(INSTRUCTIONS FOR THE TASK):
Reproduce each line exactly, including spacing and punctuation.

(DATA SECTION):
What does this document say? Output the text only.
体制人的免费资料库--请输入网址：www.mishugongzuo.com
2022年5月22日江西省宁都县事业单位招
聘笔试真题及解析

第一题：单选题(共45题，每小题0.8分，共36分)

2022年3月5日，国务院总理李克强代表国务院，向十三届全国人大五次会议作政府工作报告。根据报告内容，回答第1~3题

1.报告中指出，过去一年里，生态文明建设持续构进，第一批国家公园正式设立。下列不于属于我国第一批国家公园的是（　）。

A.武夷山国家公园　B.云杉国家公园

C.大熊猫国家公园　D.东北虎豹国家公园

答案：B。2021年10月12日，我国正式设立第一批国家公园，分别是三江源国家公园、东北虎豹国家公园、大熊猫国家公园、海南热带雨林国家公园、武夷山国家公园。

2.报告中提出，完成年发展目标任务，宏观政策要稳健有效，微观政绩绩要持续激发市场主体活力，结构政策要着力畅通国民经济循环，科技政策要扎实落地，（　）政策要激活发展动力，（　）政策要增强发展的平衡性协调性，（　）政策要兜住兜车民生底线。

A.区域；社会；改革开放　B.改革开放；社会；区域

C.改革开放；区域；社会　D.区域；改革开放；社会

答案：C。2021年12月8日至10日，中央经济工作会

(TASK RESULT):
What does this document say? Output the text only.
体制人的免费资料库--请输入网址：www.mishugongzuo.com
2022年5月22日江西省宁都县事业单位招
聘笔试真题及解析

第一题：单选题(共45题，每小题0.8分，共36分)

2022年3月5日，国务院总理李克强代表国务院，向十三届全国人大五次会议作政府工作报告。根据报告内容，回答第1~3题

1.报告中指出，过去一年里，生态文明建设持续构进，第一批国家公园正式设立。下列不于属于我国第一批国家公园的是（　）。

A.武夷山国家公园　B.云杉国家公园

C.大熊猫国家公园　D.东北虎豹国家公园

答案：B。2021年10月12日，我国正式设立第一批国家公园，分别是三江源国家公园、东北虎豹国家公园、大熊猫国家公园、海南热带雨林国家公园、武夷山国家公园。

2.报告中提出，完成年发展目标任务，宏观政策要稳健有效，微观政绩绩要持续激发市场主体活力，结构政策要着力畅通国民经济循环，科技政策要扎实落地，（　）政策要激活发展动力，（　）政策要增强发展的平衡性协调性，（　）政策要兜住兜车民生底线。

A.区域；社会；改革开放　B.改革开放；社会；区域

C.改革开放；区域；社会　D.区域；改革开放；社会

答案：C。2021年12月8日至10日，中央经济工作会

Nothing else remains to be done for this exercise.